▶ TASK TO COMPLETE: Below is a set of records; print all of them exactly as written.

--- RECORDS PROVIDED Enclosed Below ---

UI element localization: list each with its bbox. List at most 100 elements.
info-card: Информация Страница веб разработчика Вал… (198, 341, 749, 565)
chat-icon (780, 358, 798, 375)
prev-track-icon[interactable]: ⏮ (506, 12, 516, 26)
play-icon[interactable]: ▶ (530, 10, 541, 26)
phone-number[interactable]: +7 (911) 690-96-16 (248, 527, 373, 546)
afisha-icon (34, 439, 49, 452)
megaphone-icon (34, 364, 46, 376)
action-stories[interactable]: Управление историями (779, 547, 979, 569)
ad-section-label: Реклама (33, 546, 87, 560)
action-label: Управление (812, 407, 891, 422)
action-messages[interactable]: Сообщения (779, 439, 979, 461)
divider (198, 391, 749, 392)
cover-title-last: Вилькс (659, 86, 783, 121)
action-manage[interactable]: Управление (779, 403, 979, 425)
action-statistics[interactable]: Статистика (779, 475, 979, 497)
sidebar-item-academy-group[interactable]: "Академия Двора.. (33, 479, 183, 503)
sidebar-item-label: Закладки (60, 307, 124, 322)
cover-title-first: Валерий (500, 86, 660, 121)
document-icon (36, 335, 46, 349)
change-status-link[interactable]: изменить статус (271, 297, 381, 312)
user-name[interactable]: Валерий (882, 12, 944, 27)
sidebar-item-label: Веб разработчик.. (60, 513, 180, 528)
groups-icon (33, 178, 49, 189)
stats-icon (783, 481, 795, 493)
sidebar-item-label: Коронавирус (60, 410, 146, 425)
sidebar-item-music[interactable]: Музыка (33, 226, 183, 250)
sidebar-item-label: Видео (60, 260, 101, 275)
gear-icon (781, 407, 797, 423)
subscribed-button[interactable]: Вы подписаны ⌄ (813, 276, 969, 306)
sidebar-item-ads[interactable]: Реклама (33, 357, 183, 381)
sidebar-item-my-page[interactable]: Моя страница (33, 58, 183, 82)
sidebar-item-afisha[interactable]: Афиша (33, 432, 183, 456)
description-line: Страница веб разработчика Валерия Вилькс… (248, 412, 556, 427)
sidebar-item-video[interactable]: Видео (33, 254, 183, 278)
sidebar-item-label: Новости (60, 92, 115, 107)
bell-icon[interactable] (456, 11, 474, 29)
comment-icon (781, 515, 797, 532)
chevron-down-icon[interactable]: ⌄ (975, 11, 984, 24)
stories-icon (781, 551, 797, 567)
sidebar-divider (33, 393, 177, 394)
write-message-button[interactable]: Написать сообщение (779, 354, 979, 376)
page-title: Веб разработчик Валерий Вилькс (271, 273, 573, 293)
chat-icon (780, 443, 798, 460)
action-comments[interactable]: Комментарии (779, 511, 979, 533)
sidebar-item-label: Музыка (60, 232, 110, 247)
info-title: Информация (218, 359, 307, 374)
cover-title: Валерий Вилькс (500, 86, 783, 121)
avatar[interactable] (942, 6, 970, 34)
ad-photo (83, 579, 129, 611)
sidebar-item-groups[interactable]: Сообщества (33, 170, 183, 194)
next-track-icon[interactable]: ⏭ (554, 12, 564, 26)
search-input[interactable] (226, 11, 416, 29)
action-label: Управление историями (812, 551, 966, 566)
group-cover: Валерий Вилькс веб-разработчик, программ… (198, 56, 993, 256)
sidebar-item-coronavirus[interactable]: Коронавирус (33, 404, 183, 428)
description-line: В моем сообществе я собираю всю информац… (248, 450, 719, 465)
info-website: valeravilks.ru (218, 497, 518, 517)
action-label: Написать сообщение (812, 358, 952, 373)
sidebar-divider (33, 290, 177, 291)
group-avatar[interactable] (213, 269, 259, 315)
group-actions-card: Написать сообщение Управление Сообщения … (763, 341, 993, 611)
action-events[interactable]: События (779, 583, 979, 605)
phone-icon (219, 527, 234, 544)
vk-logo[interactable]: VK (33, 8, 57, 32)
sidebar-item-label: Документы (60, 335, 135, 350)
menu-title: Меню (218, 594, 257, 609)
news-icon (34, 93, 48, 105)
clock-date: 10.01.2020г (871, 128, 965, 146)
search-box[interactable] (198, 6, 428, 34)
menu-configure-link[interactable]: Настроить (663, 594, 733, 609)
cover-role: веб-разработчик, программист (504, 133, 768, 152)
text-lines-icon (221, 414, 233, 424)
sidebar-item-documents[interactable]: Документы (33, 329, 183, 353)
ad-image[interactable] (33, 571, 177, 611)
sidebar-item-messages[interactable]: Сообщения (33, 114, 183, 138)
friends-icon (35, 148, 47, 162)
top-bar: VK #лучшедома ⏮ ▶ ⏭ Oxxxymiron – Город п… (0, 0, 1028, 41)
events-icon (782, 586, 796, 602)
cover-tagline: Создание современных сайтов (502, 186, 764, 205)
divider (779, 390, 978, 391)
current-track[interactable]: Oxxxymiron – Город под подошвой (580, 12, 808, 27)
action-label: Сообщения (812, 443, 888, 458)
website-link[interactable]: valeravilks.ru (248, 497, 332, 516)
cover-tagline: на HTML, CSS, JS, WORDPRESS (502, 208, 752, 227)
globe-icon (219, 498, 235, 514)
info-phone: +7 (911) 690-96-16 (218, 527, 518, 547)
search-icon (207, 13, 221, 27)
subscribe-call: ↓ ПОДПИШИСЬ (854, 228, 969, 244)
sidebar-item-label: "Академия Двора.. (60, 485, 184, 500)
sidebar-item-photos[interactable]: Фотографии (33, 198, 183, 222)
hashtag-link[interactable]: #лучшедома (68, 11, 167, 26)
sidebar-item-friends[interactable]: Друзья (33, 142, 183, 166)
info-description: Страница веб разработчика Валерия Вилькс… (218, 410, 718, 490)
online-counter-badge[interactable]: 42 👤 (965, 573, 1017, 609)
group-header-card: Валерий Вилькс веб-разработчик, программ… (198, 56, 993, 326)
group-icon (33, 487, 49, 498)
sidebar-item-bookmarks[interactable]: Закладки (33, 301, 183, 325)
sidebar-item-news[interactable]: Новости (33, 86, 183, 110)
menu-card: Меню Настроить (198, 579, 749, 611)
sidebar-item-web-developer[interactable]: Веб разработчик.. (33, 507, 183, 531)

--- End of Enclosed RECORDS PROVIDED ---

▶ RESPONSE FOR THIS EXERCISE:
UI element localization: list each with its bbox. List at most 100 elements.
info-card: Информация Страница веб разработчика Вал… (198, 341, 749, 565)
chat-icon (780, 358, 798, 375)
prev-track-icon[interactable]: ⏮ (506, 12, 516, 26)
play-icon[interactable]: ▶ (530, 10, 541, 26)
phone-number[interactable]: +7 (911) 690-96-16 (248, 527, 373, 546)
afisha-icon (34, 439, 49, 452)
megaphone-icon (34, 364, 46, 376)
action-stories[interactable]: Управление историями (779, 547, 979, 569)
ad-section-label: Реклама (33, 546, 87, 560)
action-label: Управление (812, 407, 891, 422)
action-messages[interactable]: Сообщения (779, 439, 979, 461)
divider (198, 391, 749, 392)
cover-title-last: Вилькс (659, 86, 783, 121)
action-manage[interactable]: Управление (779, 403, 979, 425)
action-statistics[interactable]: Статистика (779, 475, 979, 497)
sidebar-item-academy-group[interactable]: "Академия Двора.. (33, 479, 183, 503)
sidebar-item-label: Закладки (60, 307, 124, 322)
cover-title-first: Валерий (500, 86, 660, 121)
document-icon (36, 335, 46, 349)
change-status-link[interactable]: изменить статус (271, 297, 381, 312)
user-name[interactable]: Валерий (882, 12, 944, 27)
sidebar-item-label: Веб разработчик.. (60, 513, 180, 528)
groups-icon (33, 178, 49, 189)
stats-icon (783, 481, 795, 493)
sidebar-item-label: Коронавирус (60, 410, 146, 425)
sidebar-item-music[interactable]: Музыка (33, 226, 183, 250)
sidebar-item-label: Видео (60, 260, 101, 275)
gear-icon (781, 407, 797, 423)
subscribed-button[interactable]: Вы подписаны ⌄ (813, 276, 969, 306)
sidebar-item-ads[interactable]: Реклама (33, 357, 183, 381)
sidebar-item-my-page[interactable]: Моя страница (33, 58, 183, 82)
sidebar-item-afisha[interactable]: Афиша (33, 432, 183, 456)
description-line: Страница веб разработчика Валерия Вилькс… (248, 412, 556, 427)
sidebar-item-video[interactable]: Видео (33, 254, 183, 278)
sidebar-item-label: Новости (60, 92, 115, 107)
bell-icon[interactable] (456, 11, 474, 29)
comment-icon (781, 515, 797, 532)
chevron-down-icon[interactable]: ⌄ (975, 11, 984, 24)
stories-icon (781, 551, 797, 567)
sidebar-divider (33, 393, 177, 394)
write-message-button[interactable]: Написать сообщение (779, 354, 979, 376)
page-title: Веб разработчик Валерий Вилькс (271, 273, 573, 293)
chat-icon (780, 443, 798, 460)
action-comments[interactable]: Комментарии (779, 511, 979, 533)
sidebar-item-label: Музыка (60, 232, 110, 247)
info-title: Информация (218, 359, 307, 374)
cover-title: Валерий Вилькс (500, 86, 783, 121)
avatar[interactable] (942, 6, 970, 34)
ad-photo (83, 579, 129, 611)
sidebar-item-groups[interactable]: Сообщества (33, 170, 183, 194)
next-track-icon[interactable]: ⏭ (554, 12, 564, 26)
search-input[interactable] (226, 11, 416, 29)
action-label: Управление историями (812, 551, 966, 566)
group-cover: Валерий Вилькс веб-разработчик, программ… (198, 56, 993, 256)
sidebar-item-coronavirus[interactable]: Коронавирус (33, 404, 183, 428)
description-line: В моем сообществе я собираю всю информац… (248, 450, 719, 465)
info-website: valeravilks.ru (218, 497, 518, 517)
action-label: Написать сообщение (812, 358, 952, 373)
sidebar-divider (33, 290, 177, 291)
group-avatar[interactable] (213, 269, 259, 315)
group-actions-card: Написать сообщение Управление Сообщения … (763, 341, 993, 611)
action-events[interactable]: События (779, 583, 979, 605)
phone-icon (219, 527, 234, 544)
vk-logo[interactable]: VK (33, 8, 57, 32)
sidebar-item-label: Документы (60, 335, 135, 350)
menu-title: Меню (218, 594, 257, 609)
news-icon (34, 93, 48, 105)
clock-date: 10.01.2020г (871, 128, 965, 146)
search-box[interactable] (198, 6, 428, 34)
menu-configure-link[interactable]: Настроить (663, 594, 733, 609)
cover-role: веб-разработчик, программист (504, 133, 768, 152)
text-lines-icon (221, 414, 233, 424)
sidebar-item-documents[interactable]: Документы (33, 329, 183, 353)
ad-image[interactable] (33, 571, 177, 611)
sidebar-item-messages[interactable]: Сообщения (33, 114, 183, 138)
friends-icon (35, 148, 47, 162)
top-bar: VK #лучшедома ⏮ ▶ ⏭ Oxxxymiron – Город п… (0, 0, 1028, 41)
events-icon (782, 586, 796, 602)
cover-tagline: Создание современных сайтов (502, 186, 764, 205)
divider (779, 390, 978, 391)
current-track[interactable]: Oxxxymiron – Город под подошвой (580, 12, 808, 27)
action-label: Сообщения (812, 443, 888, 458)
website-link[interactable]: valeravilks.ru (248, 497, 332, 516)
cover-tagline: на HTML, CSS, JS, WORDPRESS (502, 208, 752, 227)
globe-icon (219, 498, 235, 514)
info-phone: +7 (911) 690-96-16 (218, 527, 518, 547)
search-icon (207, 13, 221, 27)
subscribe-call: ↓ ПОДПИШИСЬ (854, 228, 969, 244)
sidebar-item-label: "Академия Двора.. (60, 485, 184, 500)
sidebar-item-photos[interactable]: Фотографии (33, 198, 183, 222)
hashtag-link[interactable]: #лучшедома (68, 11, 167, 26)
sidebar-item-friends[interactable]: Друзья (33, 142, 183, 166)
info-description: Страница веб разработчика Валерия Вилькс… (218, 410, 718, 490)
online-counter-badge[interactable]: 42 👤 (965, 573, 1017, 609)
group-header-card: Валерий Вилькс веб-разработчик, программ… (198, 56, 993, 326)
group-icon (33, 487, 49, 498)
sidebar-item-bookmarks[interactable]: Закладки (33, 301, 183, 325)
sidebar-item-news[interactable]: Новости (33, 86, 183, 110)
menu-card: Меню Настроить (198, 579, 749, 611)
sidebar-item-web-developer[interactable]: Веб разработчик.. (33, 507, 183, 531)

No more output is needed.